▶ WRITTEN PROBLEM
Pull each line containing "FFFFFF" out of the data and copy it.

(Stored entries)

* Begin *

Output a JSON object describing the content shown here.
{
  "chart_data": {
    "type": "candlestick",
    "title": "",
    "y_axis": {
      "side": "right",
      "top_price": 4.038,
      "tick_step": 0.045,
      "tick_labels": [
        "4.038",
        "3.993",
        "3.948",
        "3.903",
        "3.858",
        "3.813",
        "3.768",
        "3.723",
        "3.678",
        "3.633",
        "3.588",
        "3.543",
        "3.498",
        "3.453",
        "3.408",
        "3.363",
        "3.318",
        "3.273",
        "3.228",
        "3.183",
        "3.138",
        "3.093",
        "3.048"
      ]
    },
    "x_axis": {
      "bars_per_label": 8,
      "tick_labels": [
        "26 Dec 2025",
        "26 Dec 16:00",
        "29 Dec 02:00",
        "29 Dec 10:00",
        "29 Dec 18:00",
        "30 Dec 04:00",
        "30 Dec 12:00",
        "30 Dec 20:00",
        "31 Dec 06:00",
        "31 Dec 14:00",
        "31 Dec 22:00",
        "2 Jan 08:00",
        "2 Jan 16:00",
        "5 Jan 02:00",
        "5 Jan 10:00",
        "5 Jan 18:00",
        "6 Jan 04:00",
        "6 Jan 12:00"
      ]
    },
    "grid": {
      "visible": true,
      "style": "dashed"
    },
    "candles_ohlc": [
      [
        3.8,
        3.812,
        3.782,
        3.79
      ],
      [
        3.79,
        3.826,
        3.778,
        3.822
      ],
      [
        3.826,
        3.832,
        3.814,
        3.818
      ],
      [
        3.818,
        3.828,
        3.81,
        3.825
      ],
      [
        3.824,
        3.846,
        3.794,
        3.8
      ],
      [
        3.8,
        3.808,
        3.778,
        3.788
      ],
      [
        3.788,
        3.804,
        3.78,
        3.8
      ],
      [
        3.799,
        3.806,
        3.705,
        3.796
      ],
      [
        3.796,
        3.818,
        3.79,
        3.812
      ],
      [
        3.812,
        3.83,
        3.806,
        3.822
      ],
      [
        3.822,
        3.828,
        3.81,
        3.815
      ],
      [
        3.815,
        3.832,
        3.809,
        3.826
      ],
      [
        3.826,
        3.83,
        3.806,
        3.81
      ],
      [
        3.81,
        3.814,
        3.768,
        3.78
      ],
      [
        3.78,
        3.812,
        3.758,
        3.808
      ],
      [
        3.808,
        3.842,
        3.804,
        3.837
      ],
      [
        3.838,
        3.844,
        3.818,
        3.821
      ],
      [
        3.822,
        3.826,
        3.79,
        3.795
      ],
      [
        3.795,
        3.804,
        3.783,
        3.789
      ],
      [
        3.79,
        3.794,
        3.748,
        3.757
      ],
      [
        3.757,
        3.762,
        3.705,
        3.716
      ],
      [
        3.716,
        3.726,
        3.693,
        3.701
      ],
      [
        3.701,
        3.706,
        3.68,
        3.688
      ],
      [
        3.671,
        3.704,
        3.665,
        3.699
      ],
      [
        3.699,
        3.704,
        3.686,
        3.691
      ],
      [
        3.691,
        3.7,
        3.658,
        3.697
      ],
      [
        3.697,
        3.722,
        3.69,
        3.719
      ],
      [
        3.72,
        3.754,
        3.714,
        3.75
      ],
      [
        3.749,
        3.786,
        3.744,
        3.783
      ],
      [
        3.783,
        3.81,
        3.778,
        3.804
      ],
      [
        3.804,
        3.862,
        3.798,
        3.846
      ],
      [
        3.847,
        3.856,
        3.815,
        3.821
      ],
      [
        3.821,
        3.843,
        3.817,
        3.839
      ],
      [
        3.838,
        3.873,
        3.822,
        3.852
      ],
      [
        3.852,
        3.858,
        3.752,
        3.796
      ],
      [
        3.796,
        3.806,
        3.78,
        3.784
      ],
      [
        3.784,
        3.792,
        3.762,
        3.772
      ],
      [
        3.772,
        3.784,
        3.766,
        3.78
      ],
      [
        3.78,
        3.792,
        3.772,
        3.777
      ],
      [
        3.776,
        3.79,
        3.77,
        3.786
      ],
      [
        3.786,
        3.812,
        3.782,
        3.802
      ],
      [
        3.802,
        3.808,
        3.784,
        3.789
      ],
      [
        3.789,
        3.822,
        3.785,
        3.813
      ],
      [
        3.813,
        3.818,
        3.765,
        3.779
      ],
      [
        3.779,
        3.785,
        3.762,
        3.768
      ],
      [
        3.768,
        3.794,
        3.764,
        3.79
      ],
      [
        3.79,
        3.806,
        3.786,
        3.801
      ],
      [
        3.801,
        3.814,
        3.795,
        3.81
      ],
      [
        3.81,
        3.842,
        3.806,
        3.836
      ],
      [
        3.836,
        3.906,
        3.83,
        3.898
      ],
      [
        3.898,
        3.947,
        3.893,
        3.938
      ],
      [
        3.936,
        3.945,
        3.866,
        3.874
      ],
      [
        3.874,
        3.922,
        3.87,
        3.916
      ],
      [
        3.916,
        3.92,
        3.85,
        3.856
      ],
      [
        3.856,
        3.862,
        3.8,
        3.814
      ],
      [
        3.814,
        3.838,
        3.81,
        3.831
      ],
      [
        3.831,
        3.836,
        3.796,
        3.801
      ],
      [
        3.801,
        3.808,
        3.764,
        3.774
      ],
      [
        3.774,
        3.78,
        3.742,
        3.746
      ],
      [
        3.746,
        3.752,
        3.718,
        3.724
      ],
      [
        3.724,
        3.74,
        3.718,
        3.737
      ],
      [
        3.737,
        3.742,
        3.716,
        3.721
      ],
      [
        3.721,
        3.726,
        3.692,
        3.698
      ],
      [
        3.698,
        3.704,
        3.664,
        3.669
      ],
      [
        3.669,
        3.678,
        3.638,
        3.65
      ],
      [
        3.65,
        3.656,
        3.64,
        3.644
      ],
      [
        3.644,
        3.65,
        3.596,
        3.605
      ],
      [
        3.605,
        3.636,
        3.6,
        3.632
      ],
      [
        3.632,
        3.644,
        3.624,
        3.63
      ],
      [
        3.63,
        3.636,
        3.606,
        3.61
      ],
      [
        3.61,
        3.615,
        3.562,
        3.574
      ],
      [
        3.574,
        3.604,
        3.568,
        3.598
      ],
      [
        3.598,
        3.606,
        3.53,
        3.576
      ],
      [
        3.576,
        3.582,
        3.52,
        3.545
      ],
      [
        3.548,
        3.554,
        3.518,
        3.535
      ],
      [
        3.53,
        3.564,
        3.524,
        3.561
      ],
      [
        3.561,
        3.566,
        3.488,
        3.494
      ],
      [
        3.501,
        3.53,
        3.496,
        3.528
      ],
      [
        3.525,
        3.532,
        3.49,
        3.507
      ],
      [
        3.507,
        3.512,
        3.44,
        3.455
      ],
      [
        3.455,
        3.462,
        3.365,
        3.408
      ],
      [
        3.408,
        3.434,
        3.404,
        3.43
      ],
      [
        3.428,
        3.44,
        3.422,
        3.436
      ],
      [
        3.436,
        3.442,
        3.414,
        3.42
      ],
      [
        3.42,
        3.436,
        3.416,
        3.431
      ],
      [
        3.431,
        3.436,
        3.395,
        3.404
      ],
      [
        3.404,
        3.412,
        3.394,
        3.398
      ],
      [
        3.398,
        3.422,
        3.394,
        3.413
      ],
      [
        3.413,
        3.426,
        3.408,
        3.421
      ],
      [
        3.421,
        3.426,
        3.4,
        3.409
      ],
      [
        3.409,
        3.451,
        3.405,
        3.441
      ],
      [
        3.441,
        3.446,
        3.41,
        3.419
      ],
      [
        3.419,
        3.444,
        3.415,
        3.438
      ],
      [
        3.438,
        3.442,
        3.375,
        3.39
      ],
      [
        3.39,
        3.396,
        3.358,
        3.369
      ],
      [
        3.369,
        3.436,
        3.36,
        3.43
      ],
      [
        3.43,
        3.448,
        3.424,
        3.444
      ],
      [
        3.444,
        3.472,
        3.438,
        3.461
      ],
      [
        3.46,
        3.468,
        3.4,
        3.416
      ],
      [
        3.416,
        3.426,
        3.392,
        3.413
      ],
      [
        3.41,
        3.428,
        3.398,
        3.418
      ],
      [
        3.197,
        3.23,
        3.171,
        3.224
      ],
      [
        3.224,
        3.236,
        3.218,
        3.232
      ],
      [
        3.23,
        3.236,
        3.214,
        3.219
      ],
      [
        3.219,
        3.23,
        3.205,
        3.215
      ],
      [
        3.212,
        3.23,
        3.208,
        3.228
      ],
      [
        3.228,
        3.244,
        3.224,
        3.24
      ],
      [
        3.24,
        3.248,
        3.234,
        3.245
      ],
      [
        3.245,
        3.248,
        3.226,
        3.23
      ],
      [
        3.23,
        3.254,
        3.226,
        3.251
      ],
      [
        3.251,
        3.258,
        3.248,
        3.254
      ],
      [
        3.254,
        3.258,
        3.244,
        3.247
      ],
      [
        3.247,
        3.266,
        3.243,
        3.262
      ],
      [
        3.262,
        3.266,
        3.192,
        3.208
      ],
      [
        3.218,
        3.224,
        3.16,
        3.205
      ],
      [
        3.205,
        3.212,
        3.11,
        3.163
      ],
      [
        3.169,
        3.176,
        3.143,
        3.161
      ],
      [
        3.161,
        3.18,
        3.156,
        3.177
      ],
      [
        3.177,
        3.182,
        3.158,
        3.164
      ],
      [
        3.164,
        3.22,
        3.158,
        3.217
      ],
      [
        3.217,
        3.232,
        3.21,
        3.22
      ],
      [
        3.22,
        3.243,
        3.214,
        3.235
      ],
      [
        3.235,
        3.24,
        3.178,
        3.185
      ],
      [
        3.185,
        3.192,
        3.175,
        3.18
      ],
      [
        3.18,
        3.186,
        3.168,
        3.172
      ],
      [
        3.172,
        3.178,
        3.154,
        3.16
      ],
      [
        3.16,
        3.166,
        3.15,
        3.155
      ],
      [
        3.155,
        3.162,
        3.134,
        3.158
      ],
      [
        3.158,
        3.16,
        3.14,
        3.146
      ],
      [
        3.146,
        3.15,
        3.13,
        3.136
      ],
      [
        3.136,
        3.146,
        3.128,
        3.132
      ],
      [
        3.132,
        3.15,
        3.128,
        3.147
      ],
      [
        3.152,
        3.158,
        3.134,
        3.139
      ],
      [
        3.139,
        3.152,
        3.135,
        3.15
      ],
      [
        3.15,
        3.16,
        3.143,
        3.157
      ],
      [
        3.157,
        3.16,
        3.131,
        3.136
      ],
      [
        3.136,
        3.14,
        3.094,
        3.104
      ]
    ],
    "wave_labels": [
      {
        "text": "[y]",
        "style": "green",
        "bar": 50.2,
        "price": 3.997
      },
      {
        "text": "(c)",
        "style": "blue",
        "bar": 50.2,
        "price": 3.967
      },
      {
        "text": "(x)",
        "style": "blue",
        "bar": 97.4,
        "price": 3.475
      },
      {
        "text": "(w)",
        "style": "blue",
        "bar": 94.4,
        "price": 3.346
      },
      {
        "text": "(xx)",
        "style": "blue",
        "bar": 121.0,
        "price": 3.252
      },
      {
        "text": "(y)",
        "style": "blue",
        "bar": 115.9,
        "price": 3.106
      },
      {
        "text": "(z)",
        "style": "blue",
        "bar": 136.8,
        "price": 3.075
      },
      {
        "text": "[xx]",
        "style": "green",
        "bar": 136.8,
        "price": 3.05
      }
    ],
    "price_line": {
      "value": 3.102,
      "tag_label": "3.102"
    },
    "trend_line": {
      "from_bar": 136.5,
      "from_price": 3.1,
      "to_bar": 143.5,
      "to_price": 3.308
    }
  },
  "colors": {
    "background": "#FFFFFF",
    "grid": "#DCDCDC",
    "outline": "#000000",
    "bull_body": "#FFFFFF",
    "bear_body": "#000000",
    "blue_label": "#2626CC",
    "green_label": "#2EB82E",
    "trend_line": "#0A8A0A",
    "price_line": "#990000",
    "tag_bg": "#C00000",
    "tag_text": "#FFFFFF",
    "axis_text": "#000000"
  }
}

* End *

▶ TASK RESULT
    "background": "#FFFFFF",
    "bull_body": "#FFFFFF",
    "tag_text": "#FFFFFF",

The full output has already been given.